YOUR GOAL >> List each line of the rows below that contains the string "value", copying every such line in full. Case counts, so a line matches only if the letters agree in case.

(Excerpts from a layout annotation set)
▬▬▬▬▬▬

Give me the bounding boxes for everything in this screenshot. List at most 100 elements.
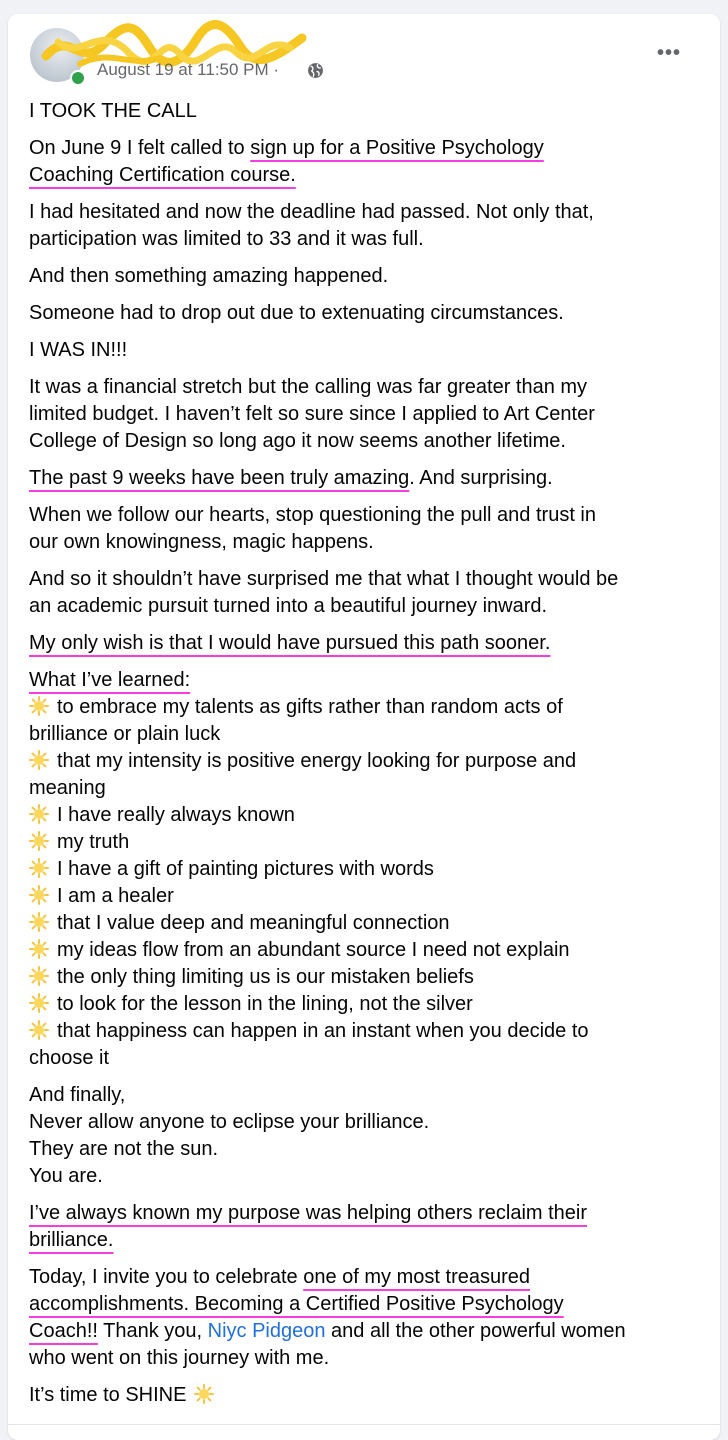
- learned-item-line: that I value deep and meaningful connect…: [29, 910, 701, 937]
- text-line: And finally,: [29, 1084, 126, 1106]
- text-line: They are not the sun.: [29, 1138, 219, 1160]
- text-line: The past 9 weeks have been truly amazing…: [29, 465, 701, 492]
- learned-item: that my intensity is positive energy loo…: [29, 748, 701, 802]
- text-line: who went on this journey with me.: [29, 1347, 330, 1369]
- learned-item-line: I have really always known: [29, 802, 701, 829]
- paragraph-closing: It’s time to SHINE: [29, 1382, 701, 1409]
- text-line: Someone had to drop out due to extenuati…: [29, 302, 564, 324]
- learned-item-text: to embrace my talents as gifts rather th…: [57, 696, 563, 718]
- sun-icon: [29, 1020, 49, 1040]
- highlighted-text: My only wish is that I would have pursue…: [29, 632, 551, 654]
- highlighted-text: one of my most treasured: [303, 1266, 531, 1288]
- paragraph-financial: It was a financial stretch but the calli…: [29, 374, 701, 455]
- learned-item-text: I have a gift of painting pictures with …: [57, 858, 434, 880]
- learned-items: to embrace my talents as gifts rather th…: [29, 694, 701, 1072]
- more-options-button[interactable]: •••: [651, 38, 687, 68]
- paragraph-signup: On June 9 I felt called to sign up for a…: [29, 135, 701, 189]
- learned-item: the only thing limiting us is our mistak…: [29, 964, 701, 991]
- sun-icon: [29, 804, 49, 824]
- post-body: I TOOK THE CALL On June 9 I felt called …: [29, 98, 701, 1419]
- learned-item-line: my ideas flow from an abundant source I …: [29, 937, 701, 964]
- learned-item: that I value deep and meaningful connect…: [29, 910, 701, 937]
- learned-item-line: the only thing limiting us is our mistak…: [29, 964, 701, 991]
- sun-icon: [29, 939, 49, 959]
- learned-item-text: that happiness can happen in an instant …: [57, 1020, 589, 1042]
- sun-icon: [29, 885, 49, 905]
- learned-item: to embrace my talents as gifts rather th…: [29, 694, 701, 748]
- learned-item: to look for the lesson in the lining, no…: [29, 991, 701, 1018]
- text-line: Coach!! Thank you, Niyc Pidgeon and all …: [29, 1318, 701, 1345]
- text-line: limited budget. I haven’t felt so sure s…: [29, 403, 595, 425]
- text-line: You are.: [29, 1165, 103, 1187]
- learned-item: I am a healer: [29, 883, 701, 910]
- text-line: accomplishments. Becoming a Certified Po…: [29, 1291, 701, 1318]
- learned-item-text: I have really always known: [57, 804, 295, 826]
- learned-item-text: my ideas flow from an abundant source I …: [57, 939, 570, 961]
- paragraph-nine-weeks: The past 9 weeks have been truly amazing…: [29, 465, 701, 492]
- text-line: I TOOK THE CALL: [29, 100, 197, 122]
- learned-item-line: that my intensity is positive energy loo…: [29, 748, 701, 775]
- highlighted-text: Coaching Certification course.: [29, 164, 296, 186]
- text-line: My only wish is that I would have pursue…: [29, 630, 701, 657]
- learned-item-line: I have a gift of painting pictures with …: [29, 856, 701, 883]
- sun-icon: [29, 696, 49, 716]
- timestamp-text: August 19 at 11:50 PM ·: [97, 60, 280, 79]
- sun-icon: [194, 1384, 215, 1404]
- text-line: On June 9 I felt called to sign up for a…: [29, 135, 701, 162]
- paragraph-journey: And so it shouldn’t have surprised me th…: [29, 566, 701, 620]
- learned-heading: What I’ve learned:: [29, 667, 701, 694]
- text-run: and all the other powerful women: [325, 1320, 626, 1342]
- sun-icon: [29, 912, 49, 932]
- highlighted-text: What I’ve learned:: [29, 669, 191, 691]
- text-line: College of Design so long ago it now see…: [29, 430, 566, 452]
- text-line: I’ve always known my purpose was helping…: [29, 1200, 701, 1227]
- text-line: an academic pursuit turned into a beauti…: [29, 595, 548, 617]
- text-line: our own knowingness, magic happens.: [29, 531, 374, 553]
- learned-item: I have really always known: [29, 802, 701, 829]
- learned-item-text: that my intensity is positive energy loo…: [57, 750, 577, 772]
- text-run: Today, I invite you to celebrate: [29, 1266, 304, 1288]
- paragraph-wish: My only wish is that I would have pursue…: [29, 630, 701, 657]
- learned-item-line: that happiness can happen in an instant …: [29, 1018, 701, 1045]
- mention-link[interactable]: Niyc Pidgeon: [208, 1320, 326, 1342]
- learned-item-continuation: meaning: [29, 777, 106, 799]
- more-options-icon: •••: [656, 41, 681, 64]
- learned-list: What I’ve learned: to embrace my talents…: [29, 667, 701, 1072]
- text-line: It’s time to SHINE: [29, 1382, 701, 1409]
- learned-item-line: to look for the lesson in the lining, no…: [29, 991, 701, 1018]
- post-timestamp[interactable]: August 19 at 11:50 PM ·: [97, 60, 279, 80]
- paragraph-title: I TOOK THE CALL: [29, 98, 701, 125]
- text-line: I had hesitated and now the deadline had…: [29, 201, 594, 223]
- text-run: It’s time to SHINE: [29, 1384, 187, 1406]
- learned-item-text: my truth: [57, 831, 130, 853]
- paragraph-dropout: Someone had to drop out due to extenuati…: [29, 300, 701, 327]
- highlighted-text: Coach!!: [29, 1320, 98, 1342]
- highlighted-text: sign up for a Positive Psychology: [250, 137, 544, 159]
- text-line: brilliance.: [29, 1227, 701, 1254]
- learned-item: my truth: [29, 829, 701, 856]
- text-line: When we follow our hearts, stop question…: [29, 504, 596, 526]
- globe-icon: [308, 63, 323, 78]
- text-line: And then something amazing happened.: [29, 265, 389, 287]
- text-line: I WAS IN!!!: [29, 339, 128, 361]
- learned-item: I have a gift of painting pictures with …: [29, 856, 701, 883]
- learned-item-continuation: choose it: [29, 1047, 110, 1069]
- learned-item-text: that I value deep and meaningful connect…: [57, 912, 450, 934]
- learned-item-text: to look for the lesson in the lining, no…: [57, 993, 473, 1015]
- text-line: It was a financial stretch but the calli…: [29, 376, 588, 398]
- card-divider: [8, 1424, 720, 1425]
- learned-item-line: to embrace my talents as gifts rather th…: [29, 694, 701, 721]
- learned-item-text: I am a healer: [57, 885, 174, 907]
- highlighted-text: I’ve always known my purpose was helping…: [29, 1202, 588, 1224]
- text-run: On June 9 I felt called to: [29, 137, 251, 159]
- highlighted-text: The past 9 weeks have been truly amazing: [29, 467, 410, 489]
- text-line: And so it shouldn’t have surprised me th…: [29, 568, 619, 590]
- sun-icon: [29, 831, 49, 851]
- sun-icon: [29, 750, 49, 770]
- text-run: Thank you,: [97, 1320, 208, 1342]
- learned-item-text: the only thing limiting us is our mistak…: [57, 966, 474, 988]
- sun-icon: [29, 993, 49, 1013]
- text-line: participation was limited to 33 and it w…: [29, 228, 424, 250]
- learned-item-continuation: brilliance or plain luck: [29, 723, 221, 745]
- paragraph-was-in: I WAS IN!!!: [29, 337, 701, 364]
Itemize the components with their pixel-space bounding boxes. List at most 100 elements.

▬▬▬▬▬▬

TASK ANSWER >>
- learned-item-line: that I value deep and meaningful connect…: [29, 910, 701, 937]
- learned-item: that I value deep and meaningful connect…: [29, 910, 701, 937]
- learned-item-text: that I value deep and meaningful connect…: [57, 912, 450, 934]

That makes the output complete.